> [SHORT EXERCISE]
Skip every picture and transcribe the remaining material exactly.

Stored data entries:
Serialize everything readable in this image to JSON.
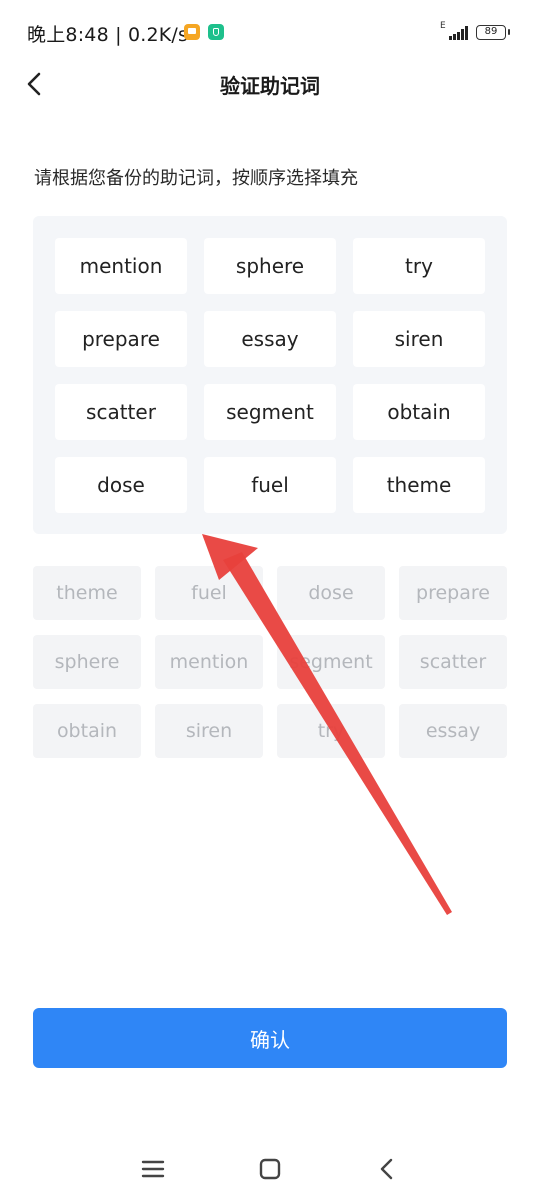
{
  "status_bar": {
    "time": "晚上8:48 | 0.2K/s",
    "network_type": "E",
    "battery": "89",
    "icons": [
      "message-notification-icon",
      "security-shield-icon",
      "signal-icon",
      "battery-icon"
    ]
  },
  "nav": {
    "title": "验证助记词",
    "back_icon": "chevron-left-icon"
  },
  "instruction": "请根据您备份的助记词，按顺序选择填充",
  "selected_words": [
    "mention",
    "sphere",
    "try",
    "prepare",
    "essay",
    "siren",
    "scatter",
    "segment",
    "obtain",
    "dose",
    "fuel",
    "theme"
  ],
  "word_bank": [
    "theme",
    "fuel",
    "dose",
    "prepare",
    "sphere",
    "mention",
    "segment",
    "scatter",
    "obtain",
    "siren",
    "try",
    "essay"
  ],
  "confirm_label": "确认",
  "system_nav": {
    "icons": [
      "menu-icon",
      "home-icon",
      "back-icon"
    ]
  },
  "colors": {
    "primary": "#2f86f6",
    "panel_bg": "#f4f6f9",
    "bank_text": "#b4b7bc",
    "annotation_arrow": "#e8403c"
  }
}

> [EXERCISE RESULT]
Serialize everything readable in this image to JSON.
{
  "status_bar": {
    "time": "晚上8:48 | 0.2K/s",
    "network_type": "E",
    "battery": "89",
    "icons": [
      "message-notification-icon",
      "security-shield-icon",
      "signal-icon",
      "battery-icon"
    ]
  },
  "nav": {
    "title": "验证助记词",
    "back_icon": "chevron-left-icon"
  },
  "instruction": "请根据您备份的助记词，按顺序选择填充",
  "selected_words": [
    "mention",
    "sphere",
    "try",
    "prepare",
    "essay",
    "siren",
    "scatter",
    "segment",
    "obtain",
    "dose",
    "fuel",
    "theme"
  ],
  "word_bank": [
    "theme",
    "fuel",
    "dose",
    "prepare",
    "sphere",
    "mention",
    "segment",
    "scatter",
    "obtain",
    "siren",
    "try",
    "essay"
  ],
  "confirm_label": "确认",
  "system_nav": {
    "icons": [
      "menu-icon",
      "home-icon",
      "back-icon"
    ]
  },
  "colors": {
    "primary": "#2f86f6",
    "panel_bg": "#f4f6f9",
    "bank_text": "#b4b7bc",
    "annotation_arrow": "#e8403c"
  }
}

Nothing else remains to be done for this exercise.